* TO BE DONE *
Give back the full material, exactly as it reads.

--- START OF DATA FOR THE TASK ---

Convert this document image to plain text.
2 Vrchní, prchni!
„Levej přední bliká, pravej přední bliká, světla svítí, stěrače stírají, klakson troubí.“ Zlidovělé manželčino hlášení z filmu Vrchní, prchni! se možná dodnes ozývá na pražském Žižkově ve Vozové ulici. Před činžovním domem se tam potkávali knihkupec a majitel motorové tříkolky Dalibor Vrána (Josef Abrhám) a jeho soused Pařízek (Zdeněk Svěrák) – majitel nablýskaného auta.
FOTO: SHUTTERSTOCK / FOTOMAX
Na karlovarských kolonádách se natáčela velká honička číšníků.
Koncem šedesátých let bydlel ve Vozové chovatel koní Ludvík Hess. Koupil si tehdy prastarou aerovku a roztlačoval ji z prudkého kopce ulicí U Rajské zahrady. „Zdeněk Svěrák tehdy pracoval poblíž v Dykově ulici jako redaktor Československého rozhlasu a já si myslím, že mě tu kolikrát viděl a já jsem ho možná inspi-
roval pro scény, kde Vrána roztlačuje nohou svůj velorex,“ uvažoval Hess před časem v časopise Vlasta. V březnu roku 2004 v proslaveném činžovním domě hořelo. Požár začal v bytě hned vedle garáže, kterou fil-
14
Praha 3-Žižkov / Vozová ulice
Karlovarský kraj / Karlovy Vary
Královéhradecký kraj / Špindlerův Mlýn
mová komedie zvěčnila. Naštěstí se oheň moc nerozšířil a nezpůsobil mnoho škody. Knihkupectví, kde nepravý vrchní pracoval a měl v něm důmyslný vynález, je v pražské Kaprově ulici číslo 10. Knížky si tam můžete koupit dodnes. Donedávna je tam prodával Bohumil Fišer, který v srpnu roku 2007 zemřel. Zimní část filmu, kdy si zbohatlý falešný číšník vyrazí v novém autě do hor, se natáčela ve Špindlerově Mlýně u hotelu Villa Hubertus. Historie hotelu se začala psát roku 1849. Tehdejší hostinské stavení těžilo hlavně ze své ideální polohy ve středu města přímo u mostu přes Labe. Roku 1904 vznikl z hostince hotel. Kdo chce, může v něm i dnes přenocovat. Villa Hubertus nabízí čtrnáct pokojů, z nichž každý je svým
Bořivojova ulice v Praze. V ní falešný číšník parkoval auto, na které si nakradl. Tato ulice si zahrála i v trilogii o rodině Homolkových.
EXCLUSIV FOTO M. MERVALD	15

--- END OF DATA FOR THE TASK ---

* REPLY *
Convert this document image to plain text.
2 Vrchní, prchni!
„Levej přední bliká, pravej přední bliká, světla svítí, stěrače stírají, klakson troubí.“ Zlidovělé manželčino hlášení z filmu Vrchní, prchni! se možná dodnes ozývá na pražském Žižkově ve Vozové ulici. Před činžovním domem se tam potkávali knihkupec a majitel motorové tříkolky Dalibor Vrána (Josef Abrhám) a jeho soused Pařízek (Zdeněk Svěrák) – majitel nablýskaného auta.
FOTO: SHUTTERSTOCK / FOTOMAX
Na karlovarských kolonádách se natáčela velká honička číšníků.
Koncem šedesátých let bydlel ve Vozové chovatel koní Ludvík Hess. Koupil si tehdy prastarou aerovku a roztlačoval ji z prudkého kopce ulicí U Rajské zahrady. „Zdeněk Svěrák tehdy pracoval poblíž v Dykově ulici jako redaktor Československého rozhlasu a já si myslím, že mě tu kolikrát viděl a já jsem ho možná inspi-
roval pro scény, kde Vrána roztlačuje nohou svůj velorex,“ uvažoval Hess před časem v časopise Vlasta. V březnu roku 2004 v proslaveném činžovním domě hořelo. Požár začal v bytě hned vedle garáže, kterou fil-
14
Praha 3-Žižkov / Vozová ulice
Karlovarský kraj / Karlovy Vary
Královéhradecký kraj / Špindlerův Mlýn
mová komedie zvěčnila. Naštěstí se oheň moc nerozšířil a nezpůsobil mnoho škody. Knihkupectví, kde nepravý vrchní pracoval a měl v něm důmyslný vynález, je v pražské Kaprově ulici číslo 10. Knížky si tam můžete koupit dodnes. Donedávna je tam prodával Bohumil Fišer, který v srpnu roku 2007 zemřel. Zimní část filmu, kdy si zbohatlý falešný číšník vyrazí v novém autě do hor, se natáčela ve Špindlerově Mlýně u hotelu Villa Hubertus. Historie hotelu se začala psát roku 1849. Tehdejší hostinské stavení těžilo hlavně ze své ideální polohy ve středu města přímo u mostu přes Labe. Roku 1904 vznikl z hostince hotel. Kdo chce, může v něm i dnes přenocovat. Villa Hubertus nabízí čtrnáct pokojů, z nichž každý je svým
Bořivojova ulice v Praze. V ní falešný číšník parkoval auto, na které si nakradl. Tato ulice si zahrála i v trilogii o rodině Homolkových.
EXCLUSIV FOTO M. MERVALD	15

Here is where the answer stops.